▶ **Written task**
Filter the records below and copy every line containing the word "industrial".
######
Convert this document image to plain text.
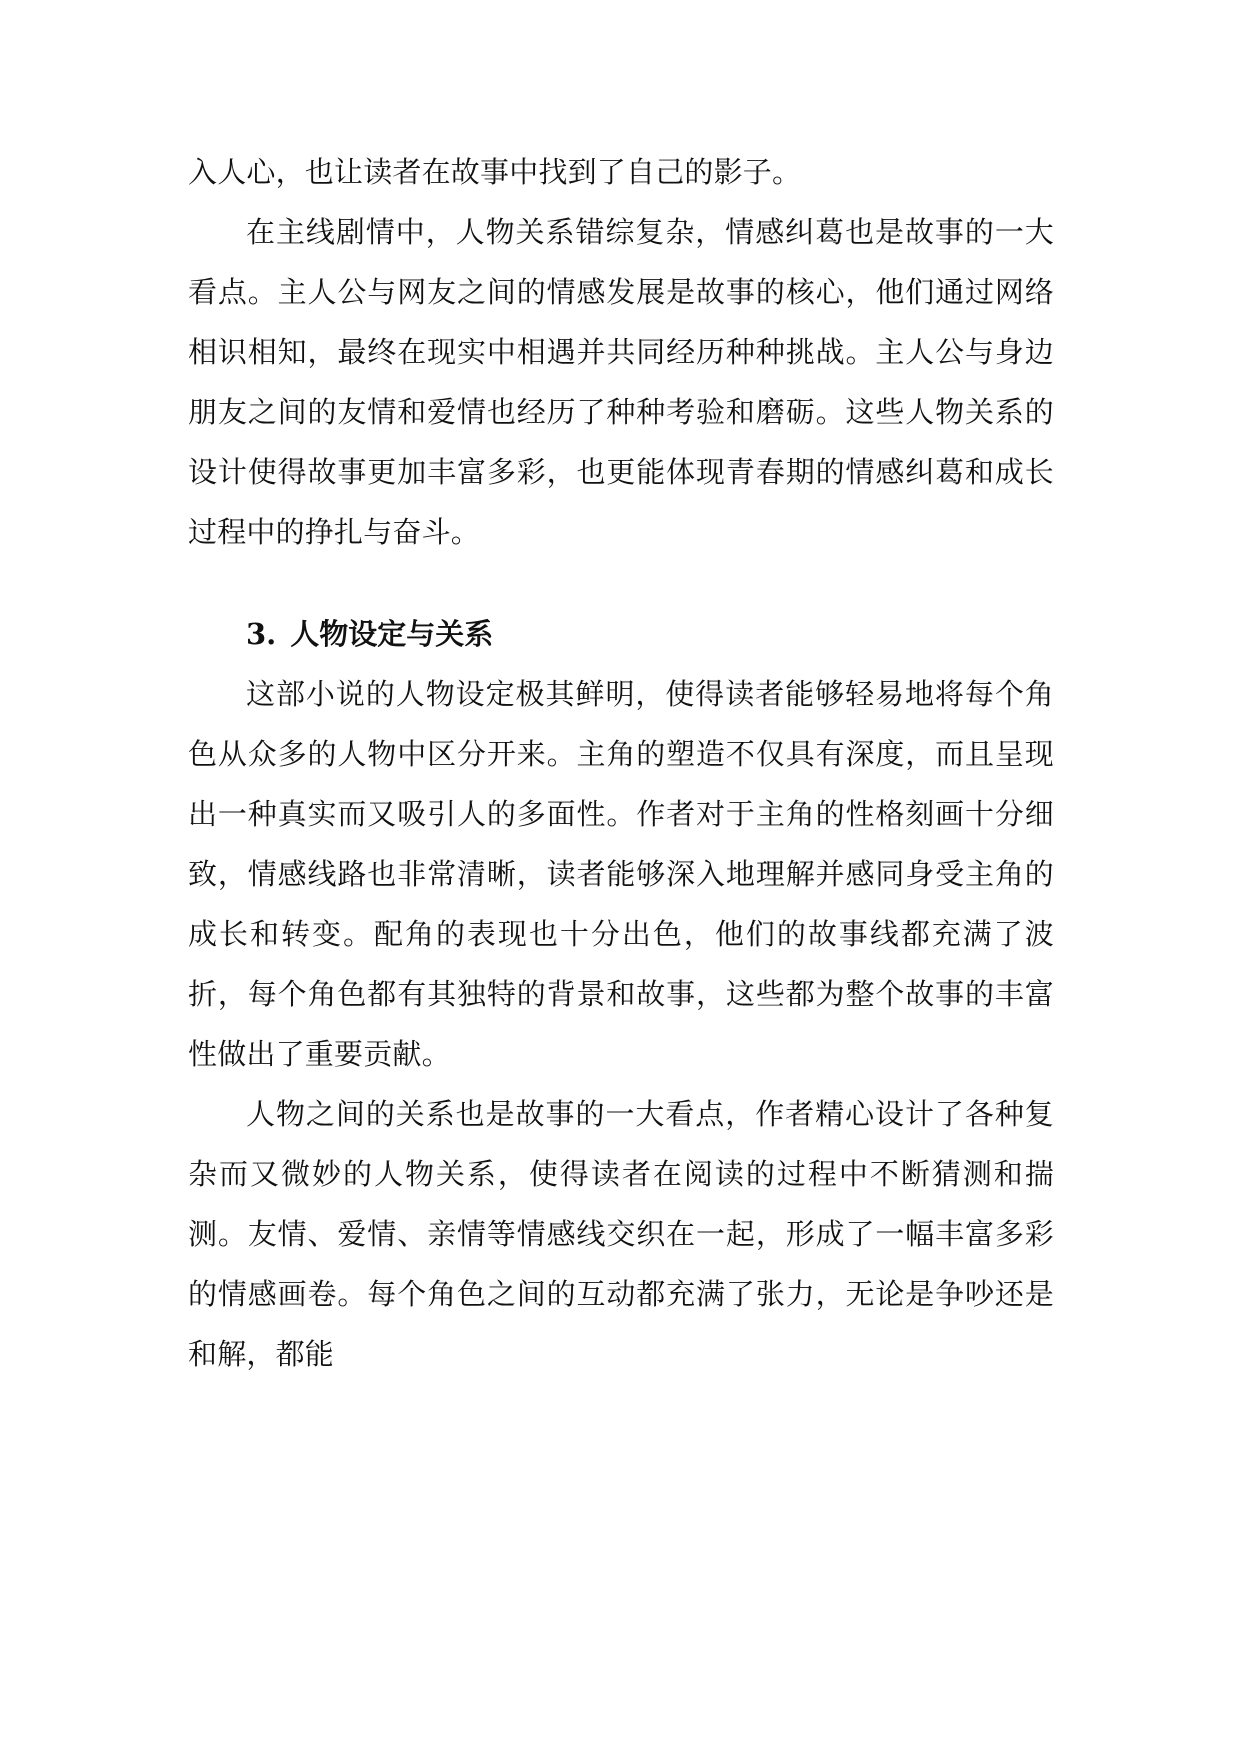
入人心，也让读者在故事中找到了自己的影子。

在主线剧情中，人物关系错综复杂，情感纠葛也是故事的一大看点。主人公与网友之间的情感发展是故事的核心，他们通过网络相识相知，最终在现实中相遇并共同经历种种挑战。主人公与身边朋友之间的友情和爱情也经历了种种考验和磨砺。这些人物关系的设计使得故事更加丰富多彩，也更能体现青春期的情感纠葛和成长过程中的挣扎与奋斗。

3. 人物设定与关系

这部小说的人物设定极其鲜明，使得读者能够轻易地将每个角色从众多的人物中区分开来。主角的塑造不仅具有深度，而且呈现出一种真实而又吸引人的多面性。作者对于主角的性格刻画十分细致，情感线路也非常清晰，读者能够深入地理解并感同身受主角的成长和转变。配角的表现也十分出色，他们的故事线都充满了波折，每个角色都有其独特的背景和故事，这些都为整个故事的丰富性做出了重要贡献。

人物之间的关系也是故事的一大看点，作者精心设计了各种复杂而又微妙的人物关系，使得读者在阅读的过程中不断猜测和揣测。友情、爱情、亲情等情感线交织在一起，形成了一幅丰富多彩的情感画卷。每个角色之间的互动都充满了张力，无论是争吵还是和解，都能
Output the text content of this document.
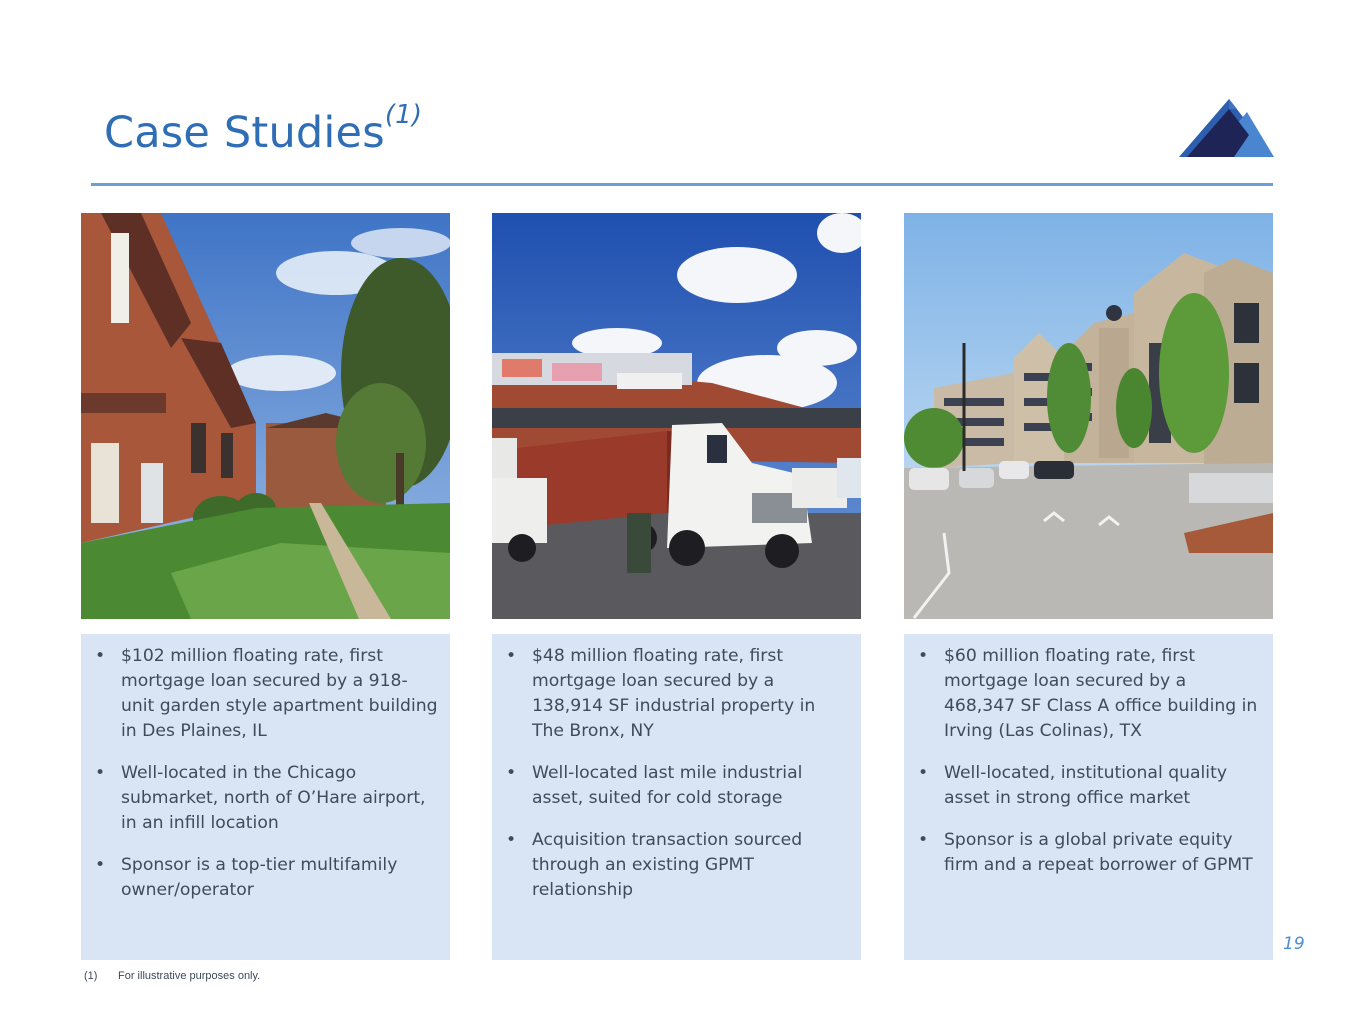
Case Studies$^{(1)}$
• $102 million floating rate, first mortgage loan secured by a 918-unit garden style apartment building in Des Plaines, IL
• Well-located in the Chicago submarket, north of O’Hare airport, in an infill location
• Sponsor is a top-tier multifamily owner/operator
• $48 million floating rate, first mortgage loan secured by a 138,914 SF industrial property in The Bronx, NY
• Well-located last mile industrial asset, suited for cold storage
• Acquisition transaction sourced through an existing GPMT relationship
• $60 million floating rate, first mortgage loan secured by a 468,347 SF Class A office building in Irving (Las Colinas), TX
• Well-located, institutional quality asset in strong office market
• Sponsor is a global private equity firm and a repeat borrower of GPMT
19
(1) For illustrative purposes only.
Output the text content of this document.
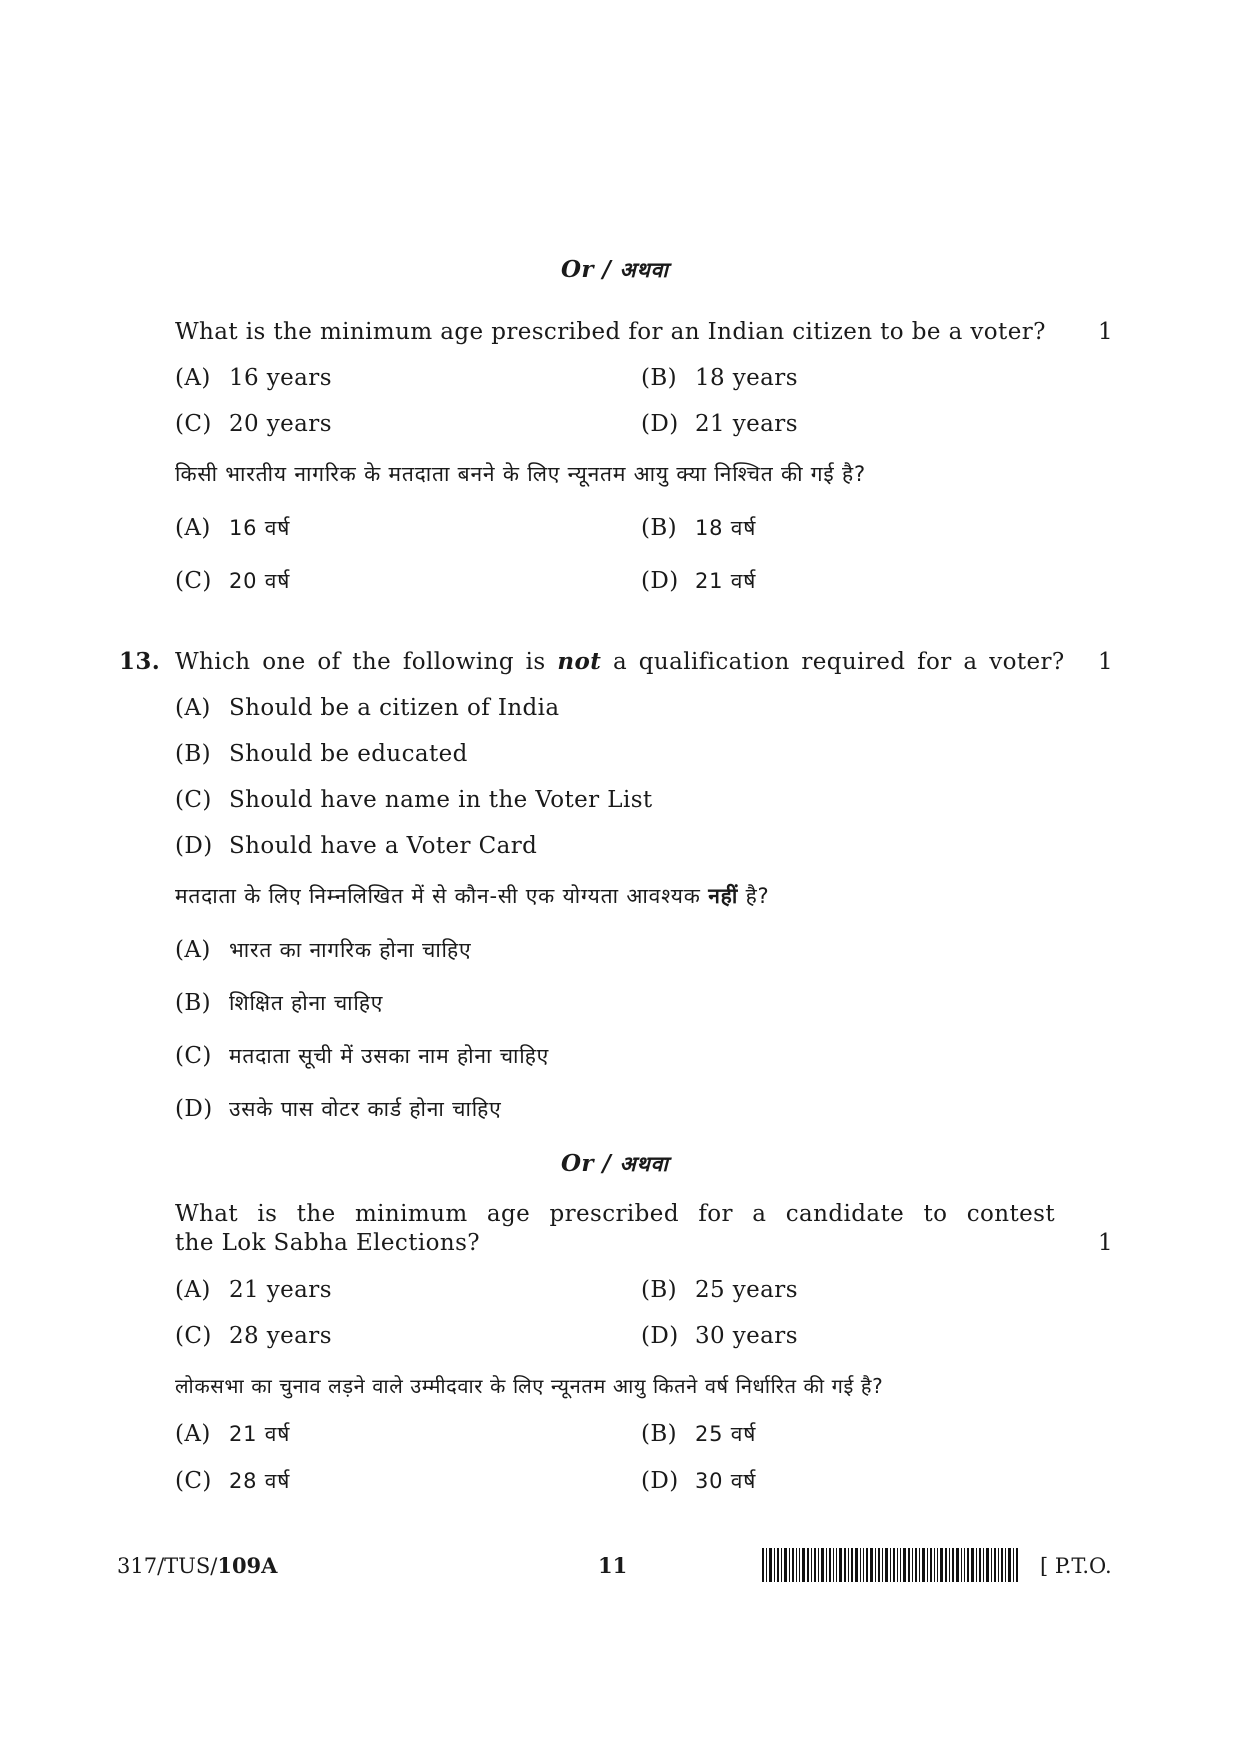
Or / अथवा
What is the minimum age prescribed for an Indian citizen to be a voter? 1
(A) 16 years	(B) 18 years
(C) 20 years	(D) 21 years
किसी भारतीय नागरिक के मतदाता बनने के लिए न्यूनतम आयु क्या निश्चित की गई है?
(A) 16 वर्ष	(B) 18 वर्ष
(C) 20 वर्ष	(D) 21 वर्ष
13. Which one of the following is not a qualification required for a voter? 1
(A) Should be a citizen of India
(B) Should be educated
(C) Should have name in the Voter List
(D) Should have a Voter Card
मतदाता के लिए निम्नलिखित में से कौन-सी एक योग्यता आवश्यक नहीं है?
(A) भारत का नागरिक होना चाहिए
(B) शिक्षित होना चाहिए
(C) मतदाता सूची में उसका नाम होना चाहिए
(D) उसके पास वोटर कार्ड होना चाहिए
Or / अथवा
What is the minimum age prescribed for a candidate to contest
the Lok Sabha Elections?	1
(A) 21 years	(B) 25 years
(C) 28 years	(D) 30 years
लोकसभा का चुनाव लड़ने वाले उम्मीदवार के लिए न्यूनतम आयु कितने वर्ष निर्धारित की गई है?
(A) 21 वर्ष	(B) 25 वर्ष
(C) 28 वर्ष	(D) 30 वर्ष
317/TUS/109A	11	[ P.T.O.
######
▶ **Task response**
• $48 million floating rate, first mortgage loan secured by a 138,914 SF industrial property in The Bronx, NY
• Well-located last mile industrial asset, suited for cold storage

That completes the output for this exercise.